• _Job_
Search the listing for the string "Figure" and copy every line that contains it.

= = = = =

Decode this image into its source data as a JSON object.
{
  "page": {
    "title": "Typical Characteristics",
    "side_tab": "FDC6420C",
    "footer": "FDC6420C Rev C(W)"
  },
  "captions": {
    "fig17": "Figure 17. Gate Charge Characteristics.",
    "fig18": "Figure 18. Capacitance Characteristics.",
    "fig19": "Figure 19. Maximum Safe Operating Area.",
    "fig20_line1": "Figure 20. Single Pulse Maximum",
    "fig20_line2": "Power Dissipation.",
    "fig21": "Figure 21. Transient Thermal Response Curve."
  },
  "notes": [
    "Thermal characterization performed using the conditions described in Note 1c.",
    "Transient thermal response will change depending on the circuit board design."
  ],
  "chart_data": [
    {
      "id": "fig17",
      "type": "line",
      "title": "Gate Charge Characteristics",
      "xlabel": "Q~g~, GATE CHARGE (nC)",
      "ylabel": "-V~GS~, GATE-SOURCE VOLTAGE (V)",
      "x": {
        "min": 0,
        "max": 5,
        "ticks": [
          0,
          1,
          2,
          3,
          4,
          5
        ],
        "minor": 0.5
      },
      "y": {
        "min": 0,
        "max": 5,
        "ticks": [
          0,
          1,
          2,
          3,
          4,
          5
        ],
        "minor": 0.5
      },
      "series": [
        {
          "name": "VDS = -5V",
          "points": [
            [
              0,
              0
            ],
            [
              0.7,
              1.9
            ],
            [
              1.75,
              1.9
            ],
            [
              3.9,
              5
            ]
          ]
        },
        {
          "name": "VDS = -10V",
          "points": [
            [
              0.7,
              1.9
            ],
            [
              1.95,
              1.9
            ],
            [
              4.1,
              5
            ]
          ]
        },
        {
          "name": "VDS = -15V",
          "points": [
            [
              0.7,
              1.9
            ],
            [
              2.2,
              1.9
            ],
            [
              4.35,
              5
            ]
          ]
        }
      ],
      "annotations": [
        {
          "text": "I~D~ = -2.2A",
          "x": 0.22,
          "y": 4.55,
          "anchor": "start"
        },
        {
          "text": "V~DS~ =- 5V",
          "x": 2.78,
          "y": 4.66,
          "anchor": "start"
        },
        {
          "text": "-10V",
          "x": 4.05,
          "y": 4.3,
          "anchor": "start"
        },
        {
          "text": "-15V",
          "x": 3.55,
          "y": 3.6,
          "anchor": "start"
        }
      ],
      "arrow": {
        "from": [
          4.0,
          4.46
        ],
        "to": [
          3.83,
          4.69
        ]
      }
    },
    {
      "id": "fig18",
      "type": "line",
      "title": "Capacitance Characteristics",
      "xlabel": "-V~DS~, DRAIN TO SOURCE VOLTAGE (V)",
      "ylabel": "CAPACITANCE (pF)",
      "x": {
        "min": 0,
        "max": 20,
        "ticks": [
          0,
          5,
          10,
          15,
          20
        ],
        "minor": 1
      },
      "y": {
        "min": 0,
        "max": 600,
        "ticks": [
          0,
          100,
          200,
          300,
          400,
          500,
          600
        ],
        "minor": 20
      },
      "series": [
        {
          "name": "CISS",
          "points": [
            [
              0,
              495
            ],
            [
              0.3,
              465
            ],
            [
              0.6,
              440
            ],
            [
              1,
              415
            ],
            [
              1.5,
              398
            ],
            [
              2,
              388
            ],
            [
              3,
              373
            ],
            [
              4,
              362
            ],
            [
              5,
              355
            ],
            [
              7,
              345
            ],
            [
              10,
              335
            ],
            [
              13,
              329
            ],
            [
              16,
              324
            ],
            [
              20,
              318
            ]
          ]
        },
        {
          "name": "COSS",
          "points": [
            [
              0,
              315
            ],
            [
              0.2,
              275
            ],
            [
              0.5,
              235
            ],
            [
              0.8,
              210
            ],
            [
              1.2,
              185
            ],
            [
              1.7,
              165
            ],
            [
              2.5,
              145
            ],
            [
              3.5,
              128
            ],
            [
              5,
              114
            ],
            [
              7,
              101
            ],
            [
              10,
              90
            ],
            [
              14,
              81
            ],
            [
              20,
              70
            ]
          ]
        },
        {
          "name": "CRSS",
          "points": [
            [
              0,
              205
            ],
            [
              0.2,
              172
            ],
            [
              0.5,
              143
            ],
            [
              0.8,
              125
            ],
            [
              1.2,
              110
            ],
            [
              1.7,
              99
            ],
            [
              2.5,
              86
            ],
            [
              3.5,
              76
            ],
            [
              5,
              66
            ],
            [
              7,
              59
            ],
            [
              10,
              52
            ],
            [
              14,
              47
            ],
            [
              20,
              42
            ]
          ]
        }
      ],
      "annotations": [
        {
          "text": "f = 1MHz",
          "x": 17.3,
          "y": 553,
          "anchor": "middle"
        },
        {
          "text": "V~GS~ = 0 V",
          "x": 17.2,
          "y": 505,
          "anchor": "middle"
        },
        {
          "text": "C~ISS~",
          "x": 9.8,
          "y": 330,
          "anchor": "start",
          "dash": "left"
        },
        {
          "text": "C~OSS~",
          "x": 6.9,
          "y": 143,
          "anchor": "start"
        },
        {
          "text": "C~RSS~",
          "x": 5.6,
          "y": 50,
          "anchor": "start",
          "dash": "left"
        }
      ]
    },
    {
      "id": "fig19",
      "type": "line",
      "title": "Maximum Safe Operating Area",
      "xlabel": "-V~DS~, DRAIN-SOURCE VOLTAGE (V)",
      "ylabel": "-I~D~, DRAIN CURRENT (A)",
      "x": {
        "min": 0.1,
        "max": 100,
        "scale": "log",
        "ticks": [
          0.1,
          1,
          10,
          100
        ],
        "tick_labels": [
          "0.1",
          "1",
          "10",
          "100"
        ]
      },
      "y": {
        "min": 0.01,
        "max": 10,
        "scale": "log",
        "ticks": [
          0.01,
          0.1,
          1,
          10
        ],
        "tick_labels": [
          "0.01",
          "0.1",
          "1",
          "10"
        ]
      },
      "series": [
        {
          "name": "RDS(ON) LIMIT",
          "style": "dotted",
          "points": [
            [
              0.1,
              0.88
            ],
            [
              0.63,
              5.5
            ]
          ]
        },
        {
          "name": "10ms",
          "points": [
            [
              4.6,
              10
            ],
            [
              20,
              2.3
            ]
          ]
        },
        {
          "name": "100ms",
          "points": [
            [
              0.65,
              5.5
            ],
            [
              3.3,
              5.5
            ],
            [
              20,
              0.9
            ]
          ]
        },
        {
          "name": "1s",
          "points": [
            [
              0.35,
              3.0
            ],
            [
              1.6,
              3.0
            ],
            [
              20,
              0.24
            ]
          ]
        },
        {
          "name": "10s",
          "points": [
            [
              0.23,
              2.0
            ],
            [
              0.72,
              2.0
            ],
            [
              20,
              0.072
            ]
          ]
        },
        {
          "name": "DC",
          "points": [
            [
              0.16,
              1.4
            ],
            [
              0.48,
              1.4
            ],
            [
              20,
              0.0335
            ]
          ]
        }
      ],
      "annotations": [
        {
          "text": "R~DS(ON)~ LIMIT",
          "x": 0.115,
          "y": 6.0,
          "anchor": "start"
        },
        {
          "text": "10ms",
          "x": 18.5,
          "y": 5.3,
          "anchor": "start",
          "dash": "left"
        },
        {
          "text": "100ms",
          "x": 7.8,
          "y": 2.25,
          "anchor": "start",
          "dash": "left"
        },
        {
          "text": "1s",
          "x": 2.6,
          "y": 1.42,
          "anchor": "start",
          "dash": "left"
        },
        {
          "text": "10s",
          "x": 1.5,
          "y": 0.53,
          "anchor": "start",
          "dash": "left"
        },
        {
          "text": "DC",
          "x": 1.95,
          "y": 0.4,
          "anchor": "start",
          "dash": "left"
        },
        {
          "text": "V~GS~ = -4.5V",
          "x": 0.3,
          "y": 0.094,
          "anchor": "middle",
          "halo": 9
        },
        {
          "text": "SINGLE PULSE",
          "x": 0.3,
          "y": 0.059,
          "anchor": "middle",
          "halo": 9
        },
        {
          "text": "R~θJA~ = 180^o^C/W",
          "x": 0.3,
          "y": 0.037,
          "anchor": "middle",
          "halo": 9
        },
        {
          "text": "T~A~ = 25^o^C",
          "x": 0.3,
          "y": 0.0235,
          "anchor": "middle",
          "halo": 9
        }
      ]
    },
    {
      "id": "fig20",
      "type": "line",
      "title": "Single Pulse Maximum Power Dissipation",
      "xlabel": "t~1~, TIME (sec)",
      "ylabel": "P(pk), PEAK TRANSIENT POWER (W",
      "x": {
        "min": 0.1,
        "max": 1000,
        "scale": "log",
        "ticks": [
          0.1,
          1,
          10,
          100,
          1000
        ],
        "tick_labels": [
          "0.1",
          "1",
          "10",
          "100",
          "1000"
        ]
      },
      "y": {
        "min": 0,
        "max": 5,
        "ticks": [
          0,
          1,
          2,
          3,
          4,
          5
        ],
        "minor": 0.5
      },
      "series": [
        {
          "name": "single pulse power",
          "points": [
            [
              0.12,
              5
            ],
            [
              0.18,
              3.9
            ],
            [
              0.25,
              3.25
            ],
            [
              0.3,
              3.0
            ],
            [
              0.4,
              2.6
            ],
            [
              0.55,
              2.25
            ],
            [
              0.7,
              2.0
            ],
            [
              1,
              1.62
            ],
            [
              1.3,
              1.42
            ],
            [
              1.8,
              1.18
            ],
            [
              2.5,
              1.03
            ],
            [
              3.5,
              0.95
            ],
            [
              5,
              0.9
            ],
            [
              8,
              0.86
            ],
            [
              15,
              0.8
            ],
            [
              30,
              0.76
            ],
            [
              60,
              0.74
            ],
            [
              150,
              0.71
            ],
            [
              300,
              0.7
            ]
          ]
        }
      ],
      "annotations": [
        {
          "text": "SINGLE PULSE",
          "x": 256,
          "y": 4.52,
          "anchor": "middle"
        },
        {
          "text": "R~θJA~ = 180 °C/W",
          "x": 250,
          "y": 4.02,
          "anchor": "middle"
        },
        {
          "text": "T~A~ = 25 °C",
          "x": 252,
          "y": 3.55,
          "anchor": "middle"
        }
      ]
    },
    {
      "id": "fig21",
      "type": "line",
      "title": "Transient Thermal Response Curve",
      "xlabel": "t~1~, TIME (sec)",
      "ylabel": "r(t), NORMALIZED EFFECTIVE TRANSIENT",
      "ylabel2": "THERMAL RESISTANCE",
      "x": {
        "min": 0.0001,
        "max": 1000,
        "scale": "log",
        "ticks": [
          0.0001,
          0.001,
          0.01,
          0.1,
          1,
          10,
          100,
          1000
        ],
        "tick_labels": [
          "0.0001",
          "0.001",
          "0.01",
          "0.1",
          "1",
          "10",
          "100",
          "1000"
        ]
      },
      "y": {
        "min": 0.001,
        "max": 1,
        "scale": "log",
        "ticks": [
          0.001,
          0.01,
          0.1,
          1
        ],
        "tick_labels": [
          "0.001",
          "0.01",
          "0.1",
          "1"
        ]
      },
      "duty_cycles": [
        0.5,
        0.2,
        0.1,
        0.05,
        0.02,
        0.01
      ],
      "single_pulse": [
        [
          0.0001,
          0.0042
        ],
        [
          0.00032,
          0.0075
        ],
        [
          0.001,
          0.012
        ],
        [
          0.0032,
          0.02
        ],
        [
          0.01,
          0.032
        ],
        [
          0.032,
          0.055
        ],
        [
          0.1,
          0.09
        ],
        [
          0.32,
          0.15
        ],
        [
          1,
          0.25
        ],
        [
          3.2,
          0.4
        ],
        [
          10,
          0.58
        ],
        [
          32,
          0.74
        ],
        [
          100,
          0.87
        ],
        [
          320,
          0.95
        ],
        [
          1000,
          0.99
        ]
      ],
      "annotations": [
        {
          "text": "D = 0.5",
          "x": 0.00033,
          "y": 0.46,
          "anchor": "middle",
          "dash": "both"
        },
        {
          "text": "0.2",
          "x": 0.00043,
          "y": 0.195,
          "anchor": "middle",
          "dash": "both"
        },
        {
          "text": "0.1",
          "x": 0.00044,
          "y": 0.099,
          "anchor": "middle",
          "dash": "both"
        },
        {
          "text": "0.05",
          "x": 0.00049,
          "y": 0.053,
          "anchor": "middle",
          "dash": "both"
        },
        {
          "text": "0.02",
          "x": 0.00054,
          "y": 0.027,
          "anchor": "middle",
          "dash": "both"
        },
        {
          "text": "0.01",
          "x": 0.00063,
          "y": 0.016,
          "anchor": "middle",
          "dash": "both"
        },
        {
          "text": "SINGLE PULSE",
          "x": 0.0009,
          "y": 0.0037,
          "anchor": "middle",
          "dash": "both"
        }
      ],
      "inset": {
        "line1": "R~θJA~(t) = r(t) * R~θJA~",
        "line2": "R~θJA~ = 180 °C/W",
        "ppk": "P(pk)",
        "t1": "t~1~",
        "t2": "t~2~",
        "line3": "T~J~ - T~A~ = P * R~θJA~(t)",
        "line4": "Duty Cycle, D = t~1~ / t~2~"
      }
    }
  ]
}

= = = = =

• _Problem solution_
    "fig17": "Figure 17. Gate Charge Characteristics.",
    "fig18": "Figure 18. Capacitance Characteristics.",
    "fig19": "Figure 19. Maximum Safe Operating Area.",
    "fig20_line1": "Figure 20. Single Pulse Maximum",
    "fig21": "Figure 21. Transient Thermal Response Curve."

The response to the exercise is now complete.